# KUTIPAN TERPILIH
TANAMKAN JEJAK (1)





TANAMKAN JEJAK (1)
Alfred B. Jogo Ena

Memaknai komunitas yang melebur menjadi garam dan terang

Senja yang mendekat
membawa aroma kopi
bersama sejuta kenangan

Tak terbendung hari
berlalu seperti sediakala
tinggalkan jejak peradaban

Sebelum nisan berdiri
tanamkan saja kata
jadi jejak abadi

(tulisan ini hendak membedah lebih luas puisi singkat yang saya tulis kemarin sore, 17/07/2020 di dinding FB saya)

Sampai pagi ini, anggota komunitas ini sudah 3,593 orang yang berasal dari berbagai latar belakang dan asal. Semuanya memperindah dan memperkokoh makna komunitas ini. Bagi kita ini sebuah kekayaan yang luar biasa. Di sinilah kita melebur menjadi garam sekaligus terang satu sama lain.

# KETENTUAN SOAL
Lanjutkan tulisan di atas tentang komunitas yang melebur menjadi garam dan terang, dimulai dari kalimat sesudah kalimat terakhirnya.

# KUMPULAN DATA
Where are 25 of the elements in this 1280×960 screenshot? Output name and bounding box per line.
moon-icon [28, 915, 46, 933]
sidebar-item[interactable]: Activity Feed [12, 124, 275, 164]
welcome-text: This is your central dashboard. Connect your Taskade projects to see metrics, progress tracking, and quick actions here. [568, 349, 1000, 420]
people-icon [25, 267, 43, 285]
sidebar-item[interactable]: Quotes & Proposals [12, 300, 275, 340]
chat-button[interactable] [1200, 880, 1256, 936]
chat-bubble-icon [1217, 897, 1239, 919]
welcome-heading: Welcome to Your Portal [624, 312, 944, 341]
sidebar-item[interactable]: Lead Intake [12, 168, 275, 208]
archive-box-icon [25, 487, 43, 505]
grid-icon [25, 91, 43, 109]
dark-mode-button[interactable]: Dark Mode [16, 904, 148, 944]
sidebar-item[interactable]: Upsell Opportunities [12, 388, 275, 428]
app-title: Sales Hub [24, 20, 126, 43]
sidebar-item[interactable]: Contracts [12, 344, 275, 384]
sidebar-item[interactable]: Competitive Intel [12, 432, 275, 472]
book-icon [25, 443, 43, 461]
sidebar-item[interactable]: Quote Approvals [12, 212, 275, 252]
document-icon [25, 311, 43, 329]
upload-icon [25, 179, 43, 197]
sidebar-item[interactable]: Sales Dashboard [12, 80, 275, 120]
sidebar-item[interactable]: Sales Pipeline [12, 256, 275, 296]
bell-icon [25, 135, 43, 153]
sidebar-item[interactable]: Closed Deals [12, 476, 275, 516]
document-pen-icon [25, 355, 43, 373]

# HASIL JAWABAN
Sejak berdirinya tahun 2014, komunitas ini perlahan tapi pasti mulai menggeliat dalam kancah literasi sekurang-kurangnya bagi para anggotanya. Meski belum bergaung banyak secara nasional, namun patut disyukuri bahwa kehadiran komunitas ini kemudian "menetas" dalam komunitas lokal (Semarang, Solo/Klaten/Salatiga, Yogyakarta, Malang, Bandung dan Jabotabek). Dalam lokalitas ruang jumpa inilah para anggota komunitas mulai saling mengisi dan mengada secara bersama.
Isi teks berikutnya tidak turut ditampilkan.